Dataset records
────
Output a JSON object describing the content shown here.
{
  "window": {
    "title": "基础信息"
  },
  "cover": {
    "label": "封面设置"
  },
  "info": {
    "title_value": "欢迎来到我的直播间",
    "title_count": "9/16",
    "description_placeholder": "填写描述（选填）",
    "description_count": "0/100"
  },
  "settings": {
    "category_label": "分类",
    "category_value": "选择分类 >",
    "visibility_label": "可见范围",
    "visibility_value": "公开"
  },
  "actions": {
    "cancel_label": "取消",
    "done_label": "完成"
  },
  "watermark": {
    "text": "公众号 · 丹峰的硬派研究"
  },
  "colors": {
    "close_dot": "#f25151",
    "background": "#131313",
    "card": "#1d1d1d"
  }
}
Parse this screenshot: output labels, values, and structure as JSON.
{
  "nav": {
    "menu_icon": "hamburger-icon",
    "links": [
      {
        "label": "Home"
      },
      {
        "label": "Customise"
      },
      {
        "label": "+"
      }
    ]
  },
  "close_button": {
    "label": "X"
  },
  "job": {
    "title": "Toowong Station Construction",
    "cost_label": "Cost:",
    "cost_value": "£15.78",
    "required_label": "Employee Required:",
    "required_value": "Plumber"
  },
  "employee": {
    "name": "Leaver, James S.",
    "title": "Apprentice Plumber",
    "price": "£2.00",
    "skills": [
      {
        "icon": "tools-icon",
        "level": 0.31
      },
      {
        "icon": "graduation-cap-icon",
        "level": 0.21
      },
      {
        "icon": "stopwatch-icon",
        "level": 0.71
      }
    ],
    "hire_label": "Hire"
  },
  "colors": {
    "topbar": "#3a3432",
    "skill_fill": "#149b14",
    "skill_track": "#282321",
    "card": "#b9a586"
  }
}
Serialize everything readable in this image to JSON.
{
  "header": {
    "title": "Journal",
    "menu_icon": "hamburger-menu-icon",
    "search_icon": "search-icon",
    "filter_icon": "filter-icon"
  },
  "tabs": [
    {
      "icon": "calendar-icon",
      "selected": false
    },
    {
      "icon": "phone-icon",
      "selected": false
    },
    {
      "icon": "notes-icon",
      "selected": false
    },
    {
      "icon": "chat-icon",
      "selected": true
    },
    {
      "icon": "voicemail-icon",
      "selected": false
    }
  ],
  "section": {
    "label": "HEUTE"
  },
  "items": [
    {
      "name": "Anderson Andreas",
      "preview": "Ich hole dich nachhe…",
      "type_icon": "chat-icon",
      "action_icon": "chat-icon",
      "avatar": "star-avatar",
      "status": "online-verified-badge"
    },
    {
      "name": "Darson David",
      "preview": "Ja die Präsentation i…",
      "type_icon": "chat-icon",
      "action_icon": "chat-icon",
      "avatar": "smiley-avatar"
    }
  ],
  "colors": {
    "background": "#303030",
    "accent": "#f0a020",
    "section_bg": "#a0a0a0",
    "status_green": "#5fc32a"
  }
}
────
● WHAT THE TASK ASKS:
Transcribe the material exactly as it reads.

● OUTPUT OF THE EXERCISE:
Output a JSON object describing the content shown here.
{
  "window": {
    "title": "基础信息"
  },
  "cover": {
    "label": "封面设置"
  },
  "info": {
    "title_value": "欢迎来到我的直播间",
    "title_count": "9/16",
    "description_placeholder": "填写描述（选填）",
    "description_count": "0/100"
  },
  "settings": {
    "category_label": "分类",
    "category_value": "选择分类 >",
    "visibility_label": "可见范围",
    "visibility_value": "公开"
  },
  "actions": {
    "cancel_label": "取消",
    "done_label": "完成"
  },
  "watermark": {
    "text": "公众号 · 丹峰的硬派研究"
  },
  "colors": {
    "close_dot": "#f25151",
    "background": "#131313",
    "card": "#1d1d1d"
  }
}
Parse this screenshot: output labels, values, and structure as JSON.
{
  "nav": {
    "menu_icon": "hamburger-icon",
    "links": [
      {
        "label": "Home"
      },
      {
        "label": "Customise"
      },
      {
        "label": "+"
      }
    ]
  },
  "close_button": {
    "label": "X"
  },
  "job": {
    "title": "Toowong Station Construction",
    "cost_label": "Cost:",
    "cost_value": "£15.78",
    "required_label": "Employee Required:",
    "required_value": "Plumber"
  },
  "employee": {
    "name": "Leaver, James S.",
    "title": "Apprentice Plumber",
    "price": "£2.00",
    "skills": [
      {
        "icon": "tools-icon",
        "level": 0.31
      },
      {
        "icon": "graduation-cap-icon",
        "level": 0.21
      },
      {
        "icon": "stopwatch-icon",
        "level": 0.71
      }
    ],
    "hire_label": "Hire"
  },
  "colors": {
    "topbar": "#3a3432",
    "skill_fill": "#149b14",
    "skill_track": "#282321",
    "card": "#b9a586"
  }
}
Serialize everything readable in this image to JSON.
{
  "header": {
    "title": "Journal",
    "menu_icon": "hamburger-menu-icon",
    "search_icon": "search-icon",
    "filter_icon": "filter-icon"
  },
  "tabs": [
    {
      "icon": "calendar-icon",
      "selected": false
    },
    {
      "icon": "phone-icon",
      "selected": false
    },
    {
      "icon": "notes-icon",
      "selected": false
    },
    {
      "icon": "chat-icon",
      "selected": true
    },
    {
      "icon": "voicemail-icon",
      "selected": false
    }
  ],
  "section": {
    "label": "HEUTE"
  },
  "items": [
    {
      "name": "Anderson Andreas",
      "preview": "Ich hole dich nachhe…",
      "type_icon": "chat-icon",
      "action_icon": "chat-icon",
      "avatar": "star-avatar",
      "status": "online-verified-badge"
    },
    {
      "name": "Darson David",
      "preview": "Ja die Präsentation i…",
      "type_icon": "chat-icon",
      "action_icon": "chat-icon",
      "avatar": "smiley-avatar"
    }
  ],
  "colors": {
    "background": "#303030",
    "accent": "#f0a020",
    "section_bg": "#a0a0a0",
    "status_green": "#5fc32a"
  }
}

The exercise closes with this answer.